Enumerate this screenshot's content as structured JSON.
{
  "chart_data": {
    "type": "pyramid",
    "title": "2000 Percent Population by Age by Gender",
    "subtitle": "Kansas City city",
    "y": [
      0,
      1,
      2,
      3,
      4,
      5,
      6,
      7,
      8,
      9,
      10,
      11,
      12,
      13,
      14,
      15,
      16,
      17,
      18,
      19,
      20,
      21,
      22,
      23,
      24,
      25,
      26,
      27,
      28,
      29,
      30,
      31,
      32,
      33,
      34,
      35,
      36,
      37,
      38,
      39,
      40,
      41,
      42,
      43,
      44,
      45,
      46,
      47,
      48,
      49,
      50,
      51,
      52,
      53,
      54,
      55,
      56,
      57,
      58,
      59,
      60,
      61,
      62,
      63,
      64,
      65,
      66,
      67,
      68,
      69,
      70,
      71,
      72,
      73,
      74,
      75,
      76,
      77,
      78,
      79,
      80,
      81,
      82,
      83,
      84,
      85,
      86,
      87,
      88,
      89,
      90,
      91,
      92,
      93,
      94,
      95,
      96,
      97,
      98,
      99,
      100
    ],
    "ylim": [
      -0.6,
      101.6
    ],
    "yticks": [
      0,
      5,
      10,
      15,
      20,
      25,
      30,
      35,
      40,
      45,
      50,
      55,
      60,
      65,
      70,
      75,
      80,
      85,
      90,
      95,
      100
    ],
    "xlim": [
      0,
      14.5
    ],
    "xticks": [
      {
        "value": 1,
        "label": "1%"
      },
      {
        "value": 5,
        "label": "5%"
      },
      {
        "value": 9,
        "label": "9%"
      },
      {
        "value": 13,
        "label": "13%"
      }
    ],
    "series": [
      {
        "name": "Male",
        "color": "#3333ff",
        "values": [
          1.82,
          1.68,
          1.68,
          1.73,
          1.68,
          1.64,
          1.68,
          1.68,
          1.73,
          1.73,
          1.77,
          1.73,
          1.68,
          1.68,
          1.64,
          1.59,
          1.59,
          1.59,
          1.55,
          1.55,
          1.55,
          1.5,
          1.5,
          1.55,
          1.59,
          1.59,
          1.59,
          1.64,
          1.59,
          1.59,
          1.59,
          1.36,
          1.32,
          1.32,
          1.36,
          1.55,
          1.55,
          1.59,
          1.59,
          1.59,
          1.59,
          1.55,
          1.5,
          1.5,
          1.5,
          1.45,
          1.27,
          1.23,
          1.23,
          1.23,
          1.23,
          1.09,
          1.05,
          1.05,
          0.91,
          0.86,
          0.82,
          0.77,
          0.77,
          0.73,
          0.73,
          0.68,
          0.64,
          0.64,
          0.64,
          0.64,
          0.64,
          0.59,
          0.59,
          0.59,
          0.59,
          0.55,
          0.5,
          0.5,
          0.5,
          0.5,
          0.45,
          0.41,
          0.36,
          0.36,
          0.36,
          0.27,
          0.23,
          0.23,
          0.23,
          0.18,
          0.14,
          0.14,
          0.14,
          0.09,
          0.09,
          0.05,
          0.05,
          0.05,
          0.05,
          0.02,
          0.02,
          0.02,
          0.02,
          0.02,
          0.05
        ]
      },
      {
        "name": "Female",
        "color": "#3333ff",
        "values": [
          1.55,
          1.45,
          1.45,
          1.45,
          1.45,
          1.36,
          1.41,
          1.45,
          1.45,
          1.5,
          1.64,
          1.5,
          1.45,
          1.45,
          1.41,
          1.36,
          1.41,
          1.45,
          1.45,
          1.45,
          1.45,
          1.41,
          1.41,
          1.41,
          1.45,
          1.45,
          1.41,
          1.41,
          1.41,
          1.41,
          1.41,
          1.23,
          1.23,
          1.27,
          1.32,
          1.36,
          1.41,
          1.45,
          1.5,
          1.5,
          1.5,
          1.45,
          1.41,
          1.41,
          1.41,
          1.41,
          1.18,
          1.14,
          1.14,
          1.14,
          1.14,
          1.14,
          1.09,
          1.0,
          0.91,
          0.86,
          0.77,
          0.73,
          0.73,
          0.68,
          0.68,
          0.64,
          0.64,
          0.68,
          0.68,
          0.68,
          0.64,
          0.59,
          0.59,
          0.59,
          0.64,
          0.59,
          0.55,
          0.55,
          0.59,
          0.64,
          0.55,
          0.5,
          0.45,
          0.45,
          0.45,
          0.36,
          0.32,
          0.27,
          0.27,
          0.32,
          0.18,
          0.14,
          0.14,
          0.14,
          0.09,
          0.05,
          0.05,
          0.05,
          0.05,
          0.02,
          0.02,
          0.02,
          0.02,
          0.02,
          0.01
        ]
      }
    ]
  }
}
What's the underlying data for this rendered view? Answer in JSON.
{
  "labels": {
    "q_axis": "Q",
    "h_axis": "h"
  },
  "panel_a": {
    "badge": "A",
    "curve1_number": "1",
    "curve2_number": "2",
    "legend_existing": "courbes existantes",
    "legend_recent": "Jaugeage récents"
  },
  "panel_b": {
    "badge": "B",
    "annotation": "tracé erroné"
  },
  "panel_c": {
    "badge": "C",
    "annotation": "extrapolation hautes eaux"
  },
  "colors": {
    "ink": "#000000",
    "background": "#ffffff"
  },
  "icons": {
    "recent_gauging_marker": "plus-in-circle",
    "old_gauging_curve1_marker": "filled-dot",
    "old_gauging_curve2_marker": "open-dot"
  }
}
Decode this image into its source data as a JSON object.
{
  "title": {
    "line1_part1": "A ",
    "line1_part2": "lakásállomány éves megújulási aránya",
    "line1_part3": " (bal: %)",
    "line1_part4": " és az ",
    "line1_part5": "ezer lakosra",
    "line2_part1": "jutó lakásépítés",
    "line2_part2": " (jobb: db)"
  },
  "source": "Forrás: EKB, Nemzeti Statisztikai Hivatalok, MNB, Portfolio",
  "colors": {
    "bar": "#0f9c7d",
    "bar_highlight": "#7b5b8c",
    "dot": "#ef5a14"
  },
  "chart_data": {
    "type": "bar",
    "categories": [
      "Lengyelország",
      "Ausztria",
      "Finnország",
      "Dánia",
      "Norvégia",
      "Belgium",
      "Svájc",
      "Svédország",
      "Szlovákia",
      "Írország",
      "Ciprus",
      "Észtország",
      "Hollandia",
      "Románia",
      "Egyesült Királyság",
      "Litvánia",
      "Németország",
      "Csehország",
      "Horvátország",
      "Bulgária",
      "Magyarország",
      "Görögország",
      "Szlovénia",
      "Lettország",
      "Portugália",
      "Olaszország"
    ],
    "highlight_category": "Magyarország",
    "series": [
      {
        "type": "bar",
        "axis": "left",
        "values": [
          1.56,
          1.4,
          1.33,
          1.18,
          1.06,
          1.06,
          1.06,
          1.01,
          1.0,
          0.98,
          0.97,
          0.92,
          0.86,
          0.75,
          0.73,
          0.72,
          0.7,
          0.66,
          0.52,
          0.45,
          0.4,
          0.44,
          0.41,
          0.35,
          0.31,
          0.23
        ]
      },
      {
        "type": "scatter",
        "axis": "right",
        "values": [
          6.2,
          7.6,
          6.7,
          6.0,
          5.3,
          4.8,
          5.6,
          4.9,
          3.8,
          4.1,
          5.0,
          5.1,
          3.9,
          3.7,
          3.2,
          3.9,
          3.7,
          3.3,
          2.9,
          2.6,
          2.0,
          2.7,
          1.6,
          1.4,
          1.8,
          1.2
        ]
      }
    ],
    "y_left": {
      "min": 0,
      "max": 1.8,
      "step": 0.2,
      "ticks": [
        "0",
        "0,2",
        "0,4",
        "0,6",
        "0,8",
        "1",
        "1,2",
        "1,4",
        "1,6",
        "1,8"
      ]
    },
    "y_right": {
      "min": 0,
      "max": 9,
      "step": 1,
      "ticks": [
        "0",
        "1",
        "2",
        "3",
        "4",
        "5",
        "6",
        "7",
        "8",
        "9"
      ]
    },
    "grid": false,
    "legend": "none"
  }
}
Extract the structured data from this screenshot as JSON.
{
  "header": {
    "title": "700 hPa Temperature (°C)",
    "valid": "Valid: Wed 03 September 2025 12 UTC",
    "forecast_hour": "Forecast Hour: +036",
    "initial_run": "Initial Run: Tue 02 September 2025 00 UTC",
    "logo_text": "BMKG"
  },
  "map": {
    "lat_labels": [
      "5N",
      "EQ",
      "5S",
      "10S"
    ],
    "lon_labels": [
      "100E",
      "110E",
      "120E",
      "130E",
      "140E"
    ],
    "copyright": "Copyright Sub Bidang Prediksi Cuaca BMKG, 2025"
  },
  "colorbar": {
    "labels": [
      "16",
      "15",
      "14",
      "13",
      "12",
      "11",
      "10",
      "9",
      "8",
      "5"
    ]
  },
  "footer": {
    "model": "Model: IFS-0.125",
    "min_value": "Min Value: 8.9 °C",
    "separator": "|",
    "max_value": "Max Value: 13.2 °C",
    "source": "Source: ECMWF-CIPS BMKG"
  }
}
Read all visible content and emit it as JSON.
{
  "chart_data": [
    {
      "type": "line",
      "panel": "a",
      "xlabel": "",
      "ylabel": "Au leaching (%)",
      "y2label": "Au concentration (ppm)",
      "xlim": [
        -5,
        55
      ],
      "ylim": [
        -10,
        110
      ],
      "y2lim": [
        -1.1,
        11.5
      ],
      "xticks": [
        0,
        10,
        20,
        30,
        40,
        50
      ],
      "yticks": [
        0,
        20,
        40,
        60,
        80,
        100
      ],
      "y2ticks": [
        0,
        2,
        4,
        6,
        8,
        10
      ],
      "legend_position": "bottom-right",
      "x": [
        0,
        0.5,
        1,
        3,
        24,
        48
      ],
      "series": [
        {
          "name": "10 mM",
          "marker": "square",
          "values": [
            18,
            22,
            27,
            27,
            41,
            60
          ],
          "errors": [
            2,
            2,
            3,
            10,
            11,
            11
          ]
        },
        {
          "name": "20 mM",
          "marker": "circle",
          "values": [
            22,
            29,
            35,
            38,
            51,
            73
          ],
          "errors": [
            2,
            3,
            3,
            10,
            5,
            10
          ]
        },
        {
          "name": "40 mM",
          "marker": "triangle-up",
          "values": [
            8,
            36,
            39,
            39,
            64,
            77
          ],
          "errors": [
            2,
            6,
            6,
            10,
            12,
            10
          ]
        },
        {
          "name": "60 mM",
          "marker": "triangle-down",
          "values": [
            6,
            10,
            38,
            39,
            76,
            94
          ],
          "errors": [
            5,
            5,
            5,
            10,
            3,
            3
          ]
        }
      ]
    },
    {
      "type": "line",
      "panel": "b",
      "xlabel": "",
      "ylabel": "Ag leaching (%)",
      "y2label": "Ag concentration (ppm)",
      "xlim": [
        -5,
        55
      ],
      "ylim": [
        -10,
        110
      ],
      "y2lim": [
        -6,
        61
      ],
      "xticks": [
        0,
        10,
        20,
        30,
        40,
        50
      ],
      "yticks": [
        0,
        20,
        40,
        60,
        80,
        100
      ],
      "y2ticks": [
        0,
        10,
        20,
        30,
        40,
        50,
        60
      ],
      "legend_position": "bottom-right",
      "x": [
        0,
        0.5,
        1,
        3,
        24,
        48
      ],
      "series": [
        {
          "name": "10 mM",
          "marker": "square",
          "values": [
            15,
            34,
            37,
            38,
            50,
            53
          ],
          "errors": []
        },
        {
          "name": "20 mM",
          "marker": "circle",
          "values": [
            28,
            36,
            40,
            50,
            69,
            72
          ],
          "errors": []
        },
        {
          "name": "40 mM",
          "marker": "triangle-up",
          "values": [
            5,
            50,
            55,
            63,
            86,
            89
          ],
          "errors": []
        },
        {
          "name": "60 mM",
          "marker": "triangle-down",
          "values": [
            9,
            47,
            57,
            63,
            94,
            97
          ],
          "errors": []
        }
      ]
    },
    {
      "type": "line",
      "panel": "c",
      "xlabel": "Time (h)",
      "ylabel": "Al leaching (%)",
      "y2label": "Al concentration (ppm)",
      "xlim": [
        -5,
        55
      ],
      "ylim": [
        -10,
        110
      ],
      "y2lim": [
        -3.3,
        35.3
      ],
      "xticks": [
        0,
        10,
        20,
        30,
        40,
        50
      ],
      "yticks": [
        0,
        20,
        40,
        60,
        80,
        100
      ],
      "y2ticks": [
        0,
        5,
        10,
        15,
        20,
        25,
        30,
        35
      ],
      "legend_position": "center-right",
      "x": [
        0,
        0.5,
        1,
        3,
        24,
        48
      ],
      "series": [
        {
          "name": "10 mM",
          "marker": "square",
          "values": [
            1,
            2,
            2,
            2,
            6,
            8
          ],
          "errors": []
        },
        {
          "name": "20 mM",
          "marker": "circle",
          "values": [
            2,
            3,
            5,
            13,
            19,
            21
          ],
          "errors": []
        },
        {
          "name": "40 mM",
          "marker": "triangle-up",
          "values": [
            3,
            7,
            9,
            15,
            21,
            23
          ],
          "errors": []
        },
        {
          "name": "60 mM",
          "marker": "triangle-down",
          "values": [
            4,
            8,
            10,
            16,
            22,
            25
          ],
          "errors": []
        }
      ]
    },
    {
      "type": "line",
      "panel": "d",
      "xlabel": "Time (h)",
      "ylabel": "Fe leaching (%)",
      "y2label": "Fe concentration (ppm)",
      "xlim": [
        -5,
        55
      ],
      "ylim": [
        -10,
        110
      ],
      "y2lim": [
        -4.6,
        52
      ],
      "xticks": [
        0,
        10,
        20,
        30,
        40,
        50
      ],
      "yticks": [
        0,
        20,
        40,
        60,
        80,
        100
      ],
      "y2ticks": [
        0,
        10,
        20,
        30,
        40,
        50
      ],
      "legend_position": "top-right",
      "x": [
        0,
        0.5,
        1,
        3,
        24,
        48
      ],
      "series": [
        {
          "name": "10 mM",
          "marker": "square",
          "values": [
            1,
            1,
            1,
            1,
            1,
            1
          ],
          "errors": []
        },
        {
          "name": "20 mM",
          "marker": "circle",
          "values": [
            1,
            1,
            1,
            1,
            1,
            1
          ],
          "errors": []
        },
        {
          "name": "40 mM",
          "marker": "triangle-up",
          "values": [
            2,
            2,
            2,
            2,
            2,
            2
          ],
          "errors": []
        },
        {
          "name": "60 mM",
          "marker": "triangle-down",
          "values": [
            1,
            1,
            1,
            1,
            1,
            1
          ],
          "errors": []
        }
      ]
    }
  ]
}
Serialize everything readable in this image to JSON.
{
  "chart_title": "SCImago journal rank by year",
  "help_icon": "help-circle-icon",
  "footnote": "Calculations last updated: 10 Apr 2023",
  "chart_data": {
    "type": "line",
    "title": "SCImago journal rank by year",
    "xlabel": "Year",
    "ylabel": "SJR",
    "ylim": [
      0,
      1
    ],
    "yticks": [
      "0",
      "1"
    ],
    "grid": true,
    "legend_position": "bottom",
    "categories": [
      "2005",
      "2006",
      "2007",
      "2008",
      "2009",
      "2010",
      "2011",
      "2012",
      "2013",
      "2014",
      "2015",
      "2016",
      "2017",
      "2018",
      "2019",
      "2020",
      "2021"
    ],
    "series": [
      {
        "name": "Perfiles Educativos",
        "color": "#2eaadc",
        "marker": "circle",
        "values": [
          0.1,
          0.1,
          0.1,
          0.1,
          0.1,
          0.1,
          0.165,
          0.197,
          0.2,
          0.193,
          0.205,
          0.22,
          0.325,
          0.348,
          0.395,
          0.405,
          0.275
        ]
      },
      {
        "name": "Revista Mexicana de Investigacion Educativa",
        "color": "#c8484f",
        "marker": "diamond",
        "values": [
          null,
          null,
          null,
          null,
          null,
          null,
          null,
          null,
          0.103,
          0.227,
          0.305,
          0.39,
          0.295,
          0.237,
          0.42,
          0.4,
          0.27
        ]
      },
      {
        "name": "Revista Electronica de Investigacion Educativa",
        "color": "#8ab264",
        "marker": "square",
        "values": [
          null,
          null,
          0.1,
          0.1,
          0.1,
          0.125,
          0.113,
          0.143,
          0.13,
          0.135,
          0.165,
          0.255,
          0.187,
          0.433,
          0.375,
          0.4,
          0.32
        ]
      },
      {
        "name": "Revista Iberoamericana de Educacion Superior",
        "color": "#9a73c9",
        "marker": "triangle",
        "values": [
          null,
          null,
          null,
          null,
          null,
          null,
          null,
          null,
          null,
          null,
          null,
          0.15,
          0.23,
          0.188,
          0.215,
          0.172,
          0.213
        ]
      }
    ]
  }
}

• • • • •

**Problem requirements:** Copy out all lines from the material above that contain the string "Magyarország".

**Complete output:**
      "Magyarország",
    "highlight_category": "Magyarország",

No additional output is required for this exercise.